WHAT THE TASK REQUIRES:
Images are not part of the copy; write out the rest of the data exactly as given.

DATA SHOWN:
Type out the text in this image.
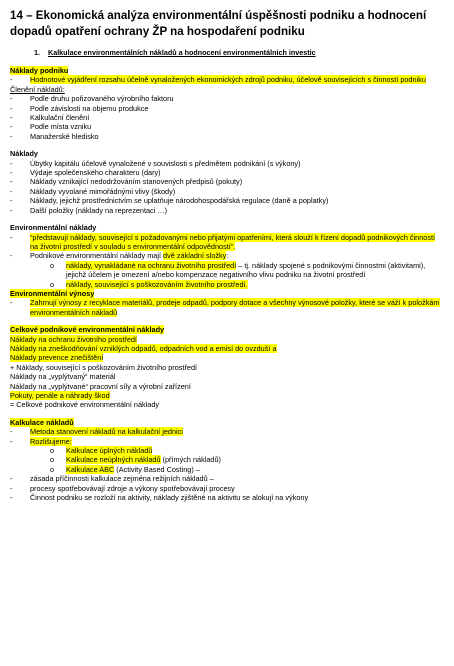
14 – Ekonomická analýza environmentální úspěšnosti podniku a hodnocení dopadů opatření ochrany ŽP na hospodaření podniku
1. Kalkulace environmentálních nákladů a hodnocení environmentálních investic
Náklady podniku
- Hodnotové vyjádření rozsahu účelně vynaložených ekonomických zdrojů podniku, účelově souvisejících s činností podniku
Členění nákladů:
- Podle druhu pořizovaného výrobního faktoru
- Podle závislosti na objemu produkce
- Kalkulační členění
- Podle místa vzniku
- Manažerské hledisko
Náklady
- Úbytky kapitálu účelově vynaložené v souvislosti s předmětem podnikání (s výkony)
- Výdaje společenského charakteru (dary)
- Náklady vznikající nedodržováním stanovených předpisů (pokuty)
- Náklady vyvolané mimořádnými vlivy (škody)
- Náklady, jejichž prostřednictvím se uplatňuje národohospodářská regulace (daně a poplatky)
- Další položky (náklady na reprezentaci …)
Environmentální náklady
- “představují náklady, související s požadovanými nebo přijatými opatřeními, která slouží k řízení dopadů podnikových činností na životní prostředí v souladu s environmentální odpovědností”.
- Podnikové environmentální náklady mají dvě základní složky:
o náklady, vynakládané na ochranu životního prostředí – tj. náklady spojené s podnikovými činnostmi (aktivitami), jejichž účelem je omezení a/nebo kompenzace negativního vlivu podniku na životní prostředí
o náklady, související s poškozováním životního prostředí.
Environmentální výnosy
- Zahrnují výnosy z recyklace materiálů, prodeje odpadů, podpory dotace a všechny výnosové položky, které se váží k položkám environmentálních nákladů
Celkové podnikové environmentální náklady
Náklady na ochranu životního prostředí
Náklady na zneškodňování vzniklých odpadů, odpadních vod a emisí do ovzduší a
Náklady prevence znečištění
+ Náklady, související s poškozováním životního prostředí
Náklady na „vyplýtvaný“ materiál
Náklady na „vyplýtvané“ pracovní síly a výrobní zařízení
Pokuty, penále a náhrady škod
= Celkové podnikové environmentální náklady
Kalkulace nákladů
- Metoda stanovení nákladů na kalkulační jednici
- Rozlišujeme:
o Kalkulace úplných nákladů
o Kalkulace neúplných nákladů (přímých nákladů)
o Kalkulace ABC (Activity Based Costing) –
- zásada příčinnosti kalkulace zejména režijních nákladů –
- procesy spotřebovávají zdroje a výkony spotřebovávají procesy
- Činnost podniku se rozloží na aktivity, náklady zjištěné na aktivitu se alokují na výkony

OUTPUT BELOW:
Type out the text in this image.
14 – Ekonomická analýza environmentální úspěšnosti podniku a hodnocení dopadů opatření ochrany ŽP na hospodaření podniku
1. Kalkulace environmentálních nákladů a hodnocení environmentálních investic
Náklady podniku
- Hodnotové vyjádření rozsahu účelně vynaložených ekonomických zdrojů podniku, účelově souvisejících s činností podniku
Členění nákladů:
- Podle druhu pořizovaného výrobního faktoru
- Podle závislosti na objemu produkce
- Kalkulační členění
- Podle místa vzniku
- Manažerské hledisko
Náklady
- Úbytky kapitálu účelově vynaložené v souvislosti s předmětem podnikání (s výkony)
- Výdaje společenského charakteru (dary)
- Náklady vznikající nedodržováním stanovených předpisů (pokuty)
- Náklady vyvolané mimořádnými vlivy (škody)
- Náklady, jejichž prostřednictvím se uplatňuje národohospodářská regulace (daně a poplatky)
- Další položky (náklady na reprezentaci …)
Environmentální náklady
- “představují náklady, související s požadovanými nebo přijatými opatřeními, která slouží k řízení dopadů podnikových činností na životní prostředí v souladu s environmentální odpovědností”.
- Podnikové environmentální náklady mají dvě základní složky:
o náklady, vynakládané na ochranu životního prostředí – tj. náklady spojené s podnikovými činnostmi (aktivitami), jejichž účelem je omezení a/nebo kompenzace negativního vlivu podniku na životní prostředí
o náklady, související s poškozováním životního prostředí.
Environmentální výnosy
- Zahrnují výnosy z recyklace materiálů, prodeje odpadů, podpory dotace a všechny výnosové položky, které se váží k položkám environmentálních nákladů
Celkové podnikové environmentální náklady
Náklady na ochranu životního prostředí
Náklady na zneškodňování vzniklých odpadů, odpadních vod a emisí do ovzduší a
Náklady prevence znečištění
+ Náklady, související s poškozováním životního prostředí
Náklady na „vyplýtvaný“ materiál
Náklady na „vyplýtvané“ pracovní síly a výrobní zařízení
Pokuty, penále a náhrady škod
= Celkové podnikové environmentální náklady
Kalkulace nákladů
- Metoda stanovení nákladů na kalkulační jednici
- Rozlišujeme:
o Kalkulace úplných nákladů
o Kalkulace neúplných nákladů (přímých nákladů)
o Kalkulace ABC (Activity Based Costing) –
- zásada příčinnosti kalkulace zejména režijních nákladů –
- procesy spotřebovávají zdroje a výkony spotřebovávají procesy
- Činnost podniku se rozloží na aktivity, náklady zjištěné na aktivitu se alokují na výkony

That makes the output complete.